***** Given text

By Virginia Little - posted Friday, 15 December 2000


The virtual community or online learning community is a phenomenon of the Internet, an increasingly commonplace product of the new age of communication and connectivity. Online learning communities can be based on personal interests or hobbies, or academic, business, or other intellectual pursuits. Within these groups there is generally a sense of purpose and connectivity. That purpose may be for fun and creativity, for accessing an immediate information source, for distraction from other daily work activities, for learning, networking or collaborating on work projects.

The learning community 21 BEAT St., an acronym for the intersection of Business, Education, Arts and Technology in the 21st century, was created in 1994 for high-school students studying creative writing, and educators interested in learning more about teaching, technology and facilitating learning online. This is perhaps the first time in all of human history where such a development has been possible, and it has fostered friendships and community growth among the students by erasing external pressures commonly prevalent in regular school environments. The educators, in turn, learned how to augment and/or deliver their teaching online by engaging with the younger students, much like a student-teaching experience in a traditional classroom.

**********
***** Recorded information

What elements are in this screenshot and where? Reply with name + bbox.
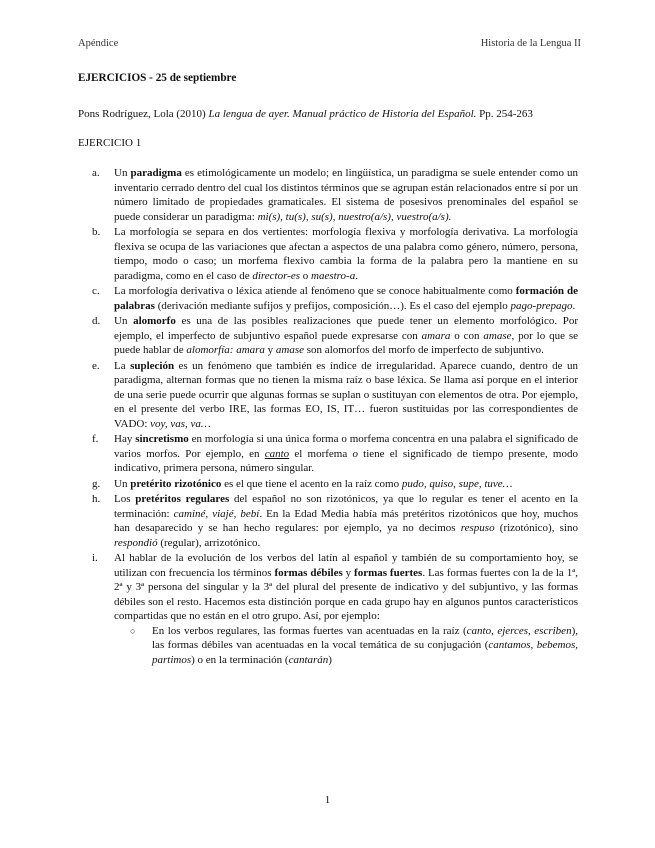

**********

**Given problem:** Continue the piece on online learning communities and 21 BEAT St., picking up after its final sentence.

**Answer:**
Our program has attracted interest and participation from an impressive array of people — visiting authors and poets, groups of students, and individuals ranging in age from adolescent to 80, signing on from around the world. Participant numbers have ranged from 20 to 120 since the program’s inception. Clearly, on-line communications serve to enhance geographically proximal ones and eradicate distance barriers for learners in remote locations.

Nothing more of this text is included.